Below is a listing to write out in full, exactly as given, without its pictures.

*Excerpted records*:
=-=-=-=-=
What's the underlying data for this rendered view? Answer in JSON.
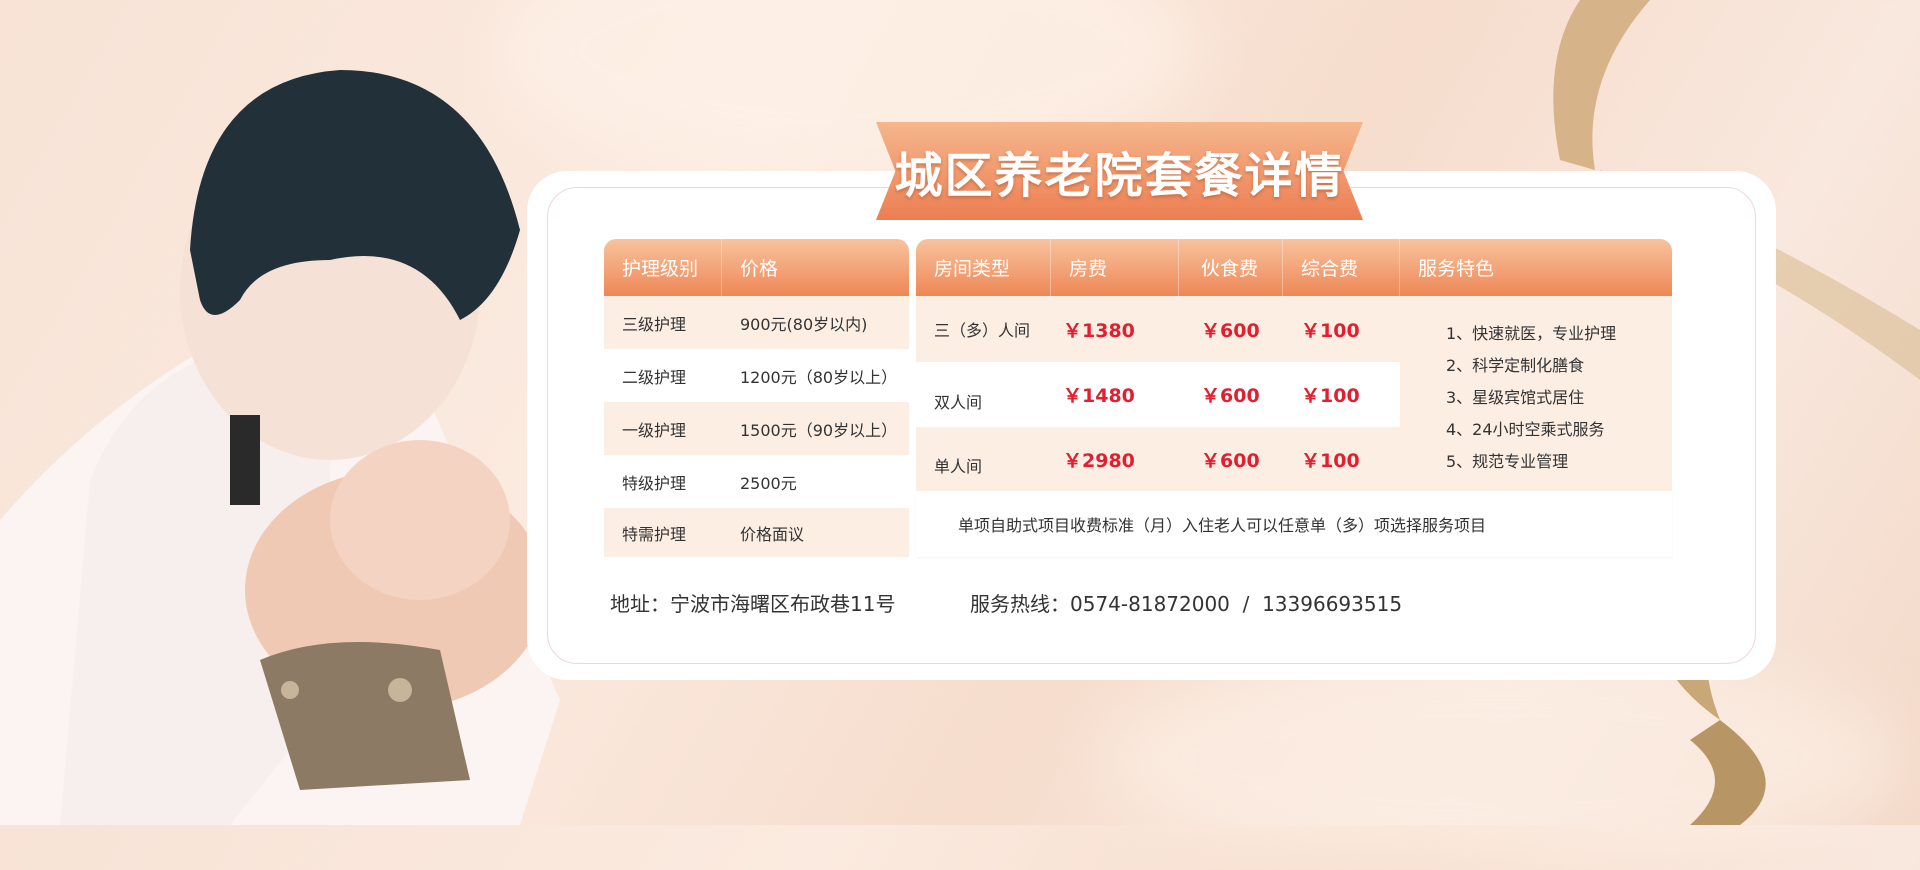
{
  "title": "城区养老院套餐详情",
  "care_table": {
    "headers": [
      "护理级别",
      "价格"
    ],
    "rows": [
      {
        "level": "三级护理",
        "price": "900元(80岁以内)"
      },
      {
        "level": "二级护理",
        "price": "1200元（80岁以上）"
      },
      {
        "level": "一级护理",
        "price": "1500元（90岁以上）"
      },
      {
        "level": "特级护理",
        "price": "2500元"
      },
      {
        "level": "特需护理",
        "price": "价格面议"
      }
    ]
  },
  "room_table": {
    "headers": [
      "房间类型",
      "房费",
      "伙食费",
      "综合费",
      "服务特色"
    ],
    "rows": [
      {
        "type": "三（多）人间",
        "room": "￥1380",
        "food": "￥600",
        "general": "￥100"
      },
      {
        "type": "双人间",
        "room": "￥1480",
        "food": "￥600",
        "general": "￥100"
      },
      {
        "type": "单人间",
        "room": "￥2980",
        "food": "￥600",
        "general": "￥100"
      }
    ],
    "features": [
      "1、快速就医，专业护理",
      "2、科学定制化膳食",
      "3、星级宾馆式居住",
      "4、24小时空乘式服务",
      "5、规范专业管理"
    ],
    "note": "单项自助式项目收费标准（月）入住老人可以任意单（多）项选择服务项目"
  },
  "footer": {
    "address": "地址：宁波市海曙区布政巷11号",
    "hotline": "服务热线：0574-81872000  /  13396693515"
  },
  "colors": {
    "accent": "#ee8756",
    "price": "#e02030",
    "ribbon": "#c9a777"
  }
}
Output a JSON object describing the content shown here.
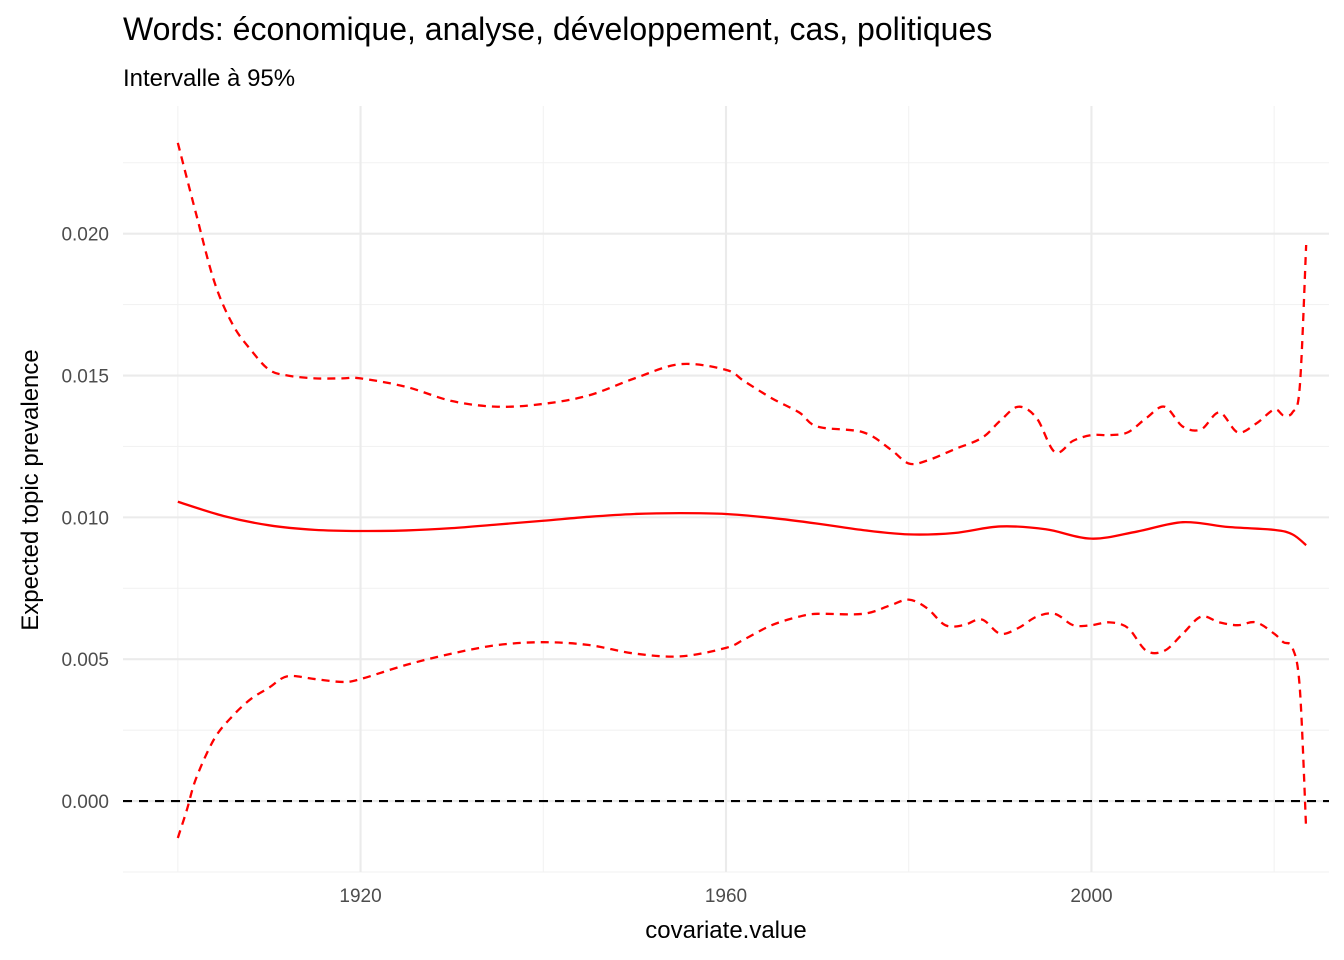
{
  "chart_data": {
    "type": "line",
    "title": "Words: économique, analyse, développement, cas, politiques",
    "subtitle": "Intervalle à 95%",
    "xlabel": "covariate.value",
    "ylabel": "Expected topic prevalence",
    "xlim": [
      1894,
      2026
    ],
    "ylim": [
      -0.0025,
      0.0245
    ],
    "x_ticks": [
      1920,
      1960,
      2000
    ],
    "x_tick_labels": [
      "1920",
      "1960",
      "2000"
    ],
    "x_minor_ticks": [
      1900,
      1940,
      1980,
      2020
    ],
    "y_ticks": [
      0.0,
      0.005,
      0.01,
      0.015,
      0.02
    ],
    "y_tick_labels": [
      "0.000",
      "0.005",
      "0.010",
      "0.015",
      "0.020"
    ],
    "y_minor_ticks": [
      -0.0025,
      0.0025,
      0.0075,
      0.0125,
      0.0175,
      0.0225
    ],
    "grid": true,
    "reference_line": {
      "y": 0,
      "color": "#000000",
      "style": "dashed"
    },
    "series": [
      {
        "role": "estimate",
        "color": "#ff0000",
        "style": "solid",
        "x": [
          1900,
          1905,
          1910,
          1915,
          1920,
          1925,
          1930,
          1935,
          1940,
          1945,
          1950,
          1955,
          1960,
          1965,
          1970,
          1975,
          1980,
          1985,
          1990,
          1995,
          2000,
          2005,
          2010,
          2015,
          2020,
          2022,
          2023.5
        ],
        "y": [
          0.01055,
          0.01005,
          0.00972,
          0.00956,
          0.00952,
          0.00954,
          0.00962,
          0.00975,
          0.00988,
          0.01002,
          0.01012,
          0.01015,
          0.01012,
          0.00998,
          0.00978,
          0.00955,
          0.0094,
          0.00945,
          0.00968,
          0.00958,
          0.00925,
          0.0095,
          0.00983,
          0.00966,
          0.00956,
          0.0094,
          0.00902
        ]
      },
      {
        "role": "upper 95%",
        "color": "#ff0000",
        "style": "dashed",
        "x": [
          1900,
          1902,
          1904,
          1906,
          1908,
          1910,
          1912,
          1915,
          1918,
          1920,
          1925,
          1930,
          1935,
          1940,
          1945,
          1950,
          1955,
          1960,
          1962,
          1965,
          1968,
          1970,
          1975,
          1978,
          1980,
          1982,
          1985,
          1988,
          1990,
          1992,
          1994,
          1996,
          1998,
          2000,
          2002,
          2004,
          2006,
          2008,
          2010,
          2012,
          2014,
          2016,
          2018,
          2020,
          2021,
          2022,
          2022.8,
          2023.5
        ],
        "y": [
          0.0232,
          0.0207,
          0.0183,
          0.0168,
          0.0159,
          0.0152,
          0.015,
          0.0149,
          0.0149,
          0.0149,
          0.0146,
          0.0141,
          0.0139,
          0.014,
          0.0143,
          0.0149,
          0.0154,
          0.0152,
          0.0148,
          0.0142,
          0.0137,
          0.0132,
          0.013,
          0.0124,
          0.0119,
          0.012,
          0.0124,
          0.0128,
          0.0134,
          0.0139,
          0.0135,
          0.0123,
          0.0127,
          0.0129,
          0.0129,
          0.013,
          0.0135,
          0.0139,
          0.0132,
          0.0131,
          0.0137,
          0.013,
          0.0133,
          0.0138,
          0.0136,
          0.0137,
          0.0146,
          0.0196
        ]
      },
      {
        "role": "lower 95%",
        "color": "#ff0000",
        "style": "dashed",
        "x": [
          1900,
          1901,
          1902,
          1904,
          1906,
          1908,
          1910,
          1912,
          1915,
          1918,
          1920,
          1925,
          1930,
          1935,
          1940,
          1945,
          1950,
          1955,
          1960,
          1962,
          1965,
          1968,
          1970,
          1975,
          1978,
          1980,
          1982,
          1984,
          1986,
          1988,
          1990,
          1992,
          1994,
          1996,
          1998,
          2000,
          2002,
          2004,
          2006,
          2008,
          2010,
          2012,
          2014,
          2016,
          2018,
          2020,
          2021,
          2022,
          2022.8,
          2023.5
        ],
        "y": [
          -0.0013,
          -0.0003,
          0.0008,
          0.0022,
          0.003,
          0.0036,
          0.004,
          0.0044,
          0.0043,
          0.0042,
          0.0043,
          0.0048,
          0.0052,
          0.0055,
          0.0056,
          0.0055,
          0.0052,
          0.0051,
          0.0054,
          0.0057,
          0.0062,
          0.0065,
          0.0066,
          0.0066,
          0.0069,
          0.0071,
          0.0068,
          0.0062,
          0.0062,
          0.0064,
          0.0059,
          0.0061,
          0.0065,
          0.0066,
          0.0062,
          0.0062,
          0.0063,
          0.0061,
          0.0053,
          0.0053,
          0.0059,
          0.0065,
          0.0063,
          0.0062,
          0.0063,
          0.0059,
          0.0056,
          0.0054,
          0.004,
          -0.001
        ]
      }
    ]
  }
}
=-=-=-=-=
*Completed exercise*:
What's the underlying data for this rendered view? Answer in JSON.
{
  "title": "城区养老院套餐详情",
  "care_table": {
    "headers": [
      "护理级别",
      "价格"
    ],
    "rows": [
      {
        "level": "三级护理",
        "price": "900元(80岁以内)"
      },
      {
        "level": "二级护理",
        "price": "1200元（80岁以上）"
      },
      {
        "level": "一级护理",
        "price": "1500元（90岁以上）"
      },
      {
        "level": "特级护理",
        "price": "2500元"
      },
      {
        "level": "特需护理",
        "price": "价格面议"
      }
    ]
  },
  "room_table": {
    "headers": [
      "房间类型",
      "房费",
      "伙食费",
      "综合费",
      "服务特色"
    ],
    "rows": [
      {
        "type": "三（多）人间",
        "room": "￥1380",
        "food": "￥600",
        "general": "￥100"
      },
      {
        "type": "双人间",
        "room": "￥1480",
        "food": "￥600",
        "general": "￥100"
      },
      {
        "type": "单人间",
        "room": "￥2980",
        "food": "￥600",
        "general": "￥100"
      }
    ],
    "features": [
      "1、快速就医，专业护理",
      "2、科学定制化膳食",
      "3、星级宾馆式居住",
      "4、24小时空乘式服务",
      "5、规范专业管理"
    ],
    "note": "单项自助式项目收费标准（月）入住老人可以任意单（多）项选择服务项目"
  },
  "footer": {
    "address": "地址：宁波市海曙区布政巷11号",
    "hotline": "服务热线：0574-81872000  /  13396693515"
  },
  "colors": {
    "accent": "#ee8756",
    "price": "#e02030",
    "ribbon": "#c9a777"
  }
}
Output a JSON object describing the content shown here.
{
  "chart_data": {
    "type": "line",
    "title": "Words: économique, analyse, développement, cas, politiques",
    "subtitle": "Intervalle à 95%",
    "xlabel": "covariate.value",
    "ylabel": "Expected topic prevalence",
    "xlim": [
      1894,
      2026
    ],
    "ylim": [
      -0.0025,
      0.0245
    ],
    "x_ticks": [
      1920,
      1960,
      2000
    ],
    "x_tick_labels": [
      "1920",
      "1960",
      "2000"
    ],
    "x_minor_ticks": [
      1900,
      1940,
      1980,
      2020
    ],
    "y_ticks": [
      0.0,
      0.005,
      0.01,
      0.015,
      0.02
    ],
    "y_tick_labels": [
      "0.000",
      "0.005",
      "0.010",
      "0.015",
      "0.020"
    ],
    "y_minor_ticks": [
      -0.0025,
      0.0025,
      0.0075,
      0.0125,
      0.0175,
      0.0225
    ],
    "grid": true,
    "reference_line": {
      "y": 0,
      "color": "#000000",
      "style": "dashed"
    },
    "series": [
      {
        "role": "estimate",
        "color": "#ff0000",
        "style": "solid",
        "x": [
          1900,
          1905,
          1910,
          1915,
          1920,
          1925,
          1930,
          1935,
          1940,
          1945,
          1950,
          1955,
          1960,
          1965,
          1970,
          1975,
          1980,
          1985,
          1990,
          1995,
          2000,
          2005,
          2010,
          2015,
          2020,
          2022,
          2023.5
        ],
        "y": [
          0.01055,
          0.01005,
          0.00972,
          0.00956,
          0.00952,
          0.00954,
          0.00962,
          0.00975,
          0.00988,
          0.01002,
          0.01012,
          0.01015,
          0.01012,
          0.00998,
          0.00978,
          0.00955,
          0.0094,
          0.00945,
          0.00968,
          0.00958,
          0.00925,
          0.0095,
          0.00983,
          0.00966,
          0.00956,
          0.0094,
          0.00902
        ]
      },
      {
        "role": "upper 95%",
        "color": "#ff0000",
        "style": "dashed",
        "x": [
          1900,
          1902,
          1904,
          1906,
          1908,
          1910,
          1912,
          1915,
          1918,
          1920,
          1925,
          1930,
          1935,
          1940,
          1945,
          1950,
          1955,
          1960,
          1962,
          1965,
          1968,
          1970,
          1975,
          1978,
          1980,
          1982,
          1985,
          1988,
          1990,
          1992,
          1994,
          1996,
          1998,
          2000,
          2002,
          2004,
          2006,
          2008,
          2010,
          2012,
          2014,
          2016,
          2018,
          2020,
          2021,
          2022,
          2022.8,
          2023.5
        ],
        "y": [
          0.0232,
          0.0207,
          0.0183,
          0.0168,
          0.0159,
          0.0152,
          0.015,
          0.0149,
          0.0149,
          0.0149,
          0.0146,
          0.0141,
          0.0139,
          0.014,
          0.0143,
          0.0149,
          0.0154,
          0.0152,
          0.0148,
          0.0142,
          0.0137,
          0.0132,
          0.013,
          0.0124,
          0.0119,
          0.012,
          0.0124,
          0.0128,
          0.0134,
          0.0139,
          0.0135,
          0.0123,
          0.0127,
          0.0129,
          0.0129,
          0.013,
          0.0135,
          0.0139,
          0.0132,
          0.0131,
          0.0137,
          0.013,
          0.0133,
          0.0138,
          0.0136,
          0.0137,
          0.0146,
          0.0196
        ]
      },
      {
        "role": "lower 95%",
        "color": "#ff0000",
        "style": "dashed",
        "x": [
          1900,
          1901,
          1902,
          1904,
          1906,
          1908,
          1910,
          1912,
          1915,
          1918,
          1920,
          1925,
          1930,
          1935,
          1940,
          1945,
          1950,
          1955,
          1960,
          1962,
          1965,
          1968,
          1970,
          1975,
          1978,
          1980,
          1982,
          1984,
          1986,
          1988,
          1990,
          1992,
          1994,
          1996,
          1998,
          2000,
          2002,
          2004,
          2006,
          2008,
          2010,
          2012,
          2014,
          2016,
          2018,
          2020,
          2021,
          2022,
          2022.8,
          2023.5
        ],
        "y": [
          -0.0013,
          -0.0003,
          0.0008,
          0.0022,
          0.003,
          0.0036,
          0.004,
          0.0044,
          0.0043,
          0.0042,
          0.0043,
          0.0048,
          0.0052,
          0.0055,
          0.0056,
          0.0055,
          0.0052,
          0.0051,
          0.0054,
          0.0057,
          0.0062,
          0.0065,
          0.0066,
          0.0066,
          0.0069,
          0.0071,
          0.0068,
          0.0062,
          0.0062,
          0.0064,
          0.0059,
          0.0061,
          0.0065,
          0.0066,
          0.0062,
          0.0062,
          0.0063,
          0.0061,
          0.0053,
          0.0053,
          0.0059,
          0.0065,
          0.0063,
          0.0062,
          0.0063,
          0.0059,
          0.0056,
          0.0054,
          0.004,
          -0.001
        ]
      }
    ]
  }
}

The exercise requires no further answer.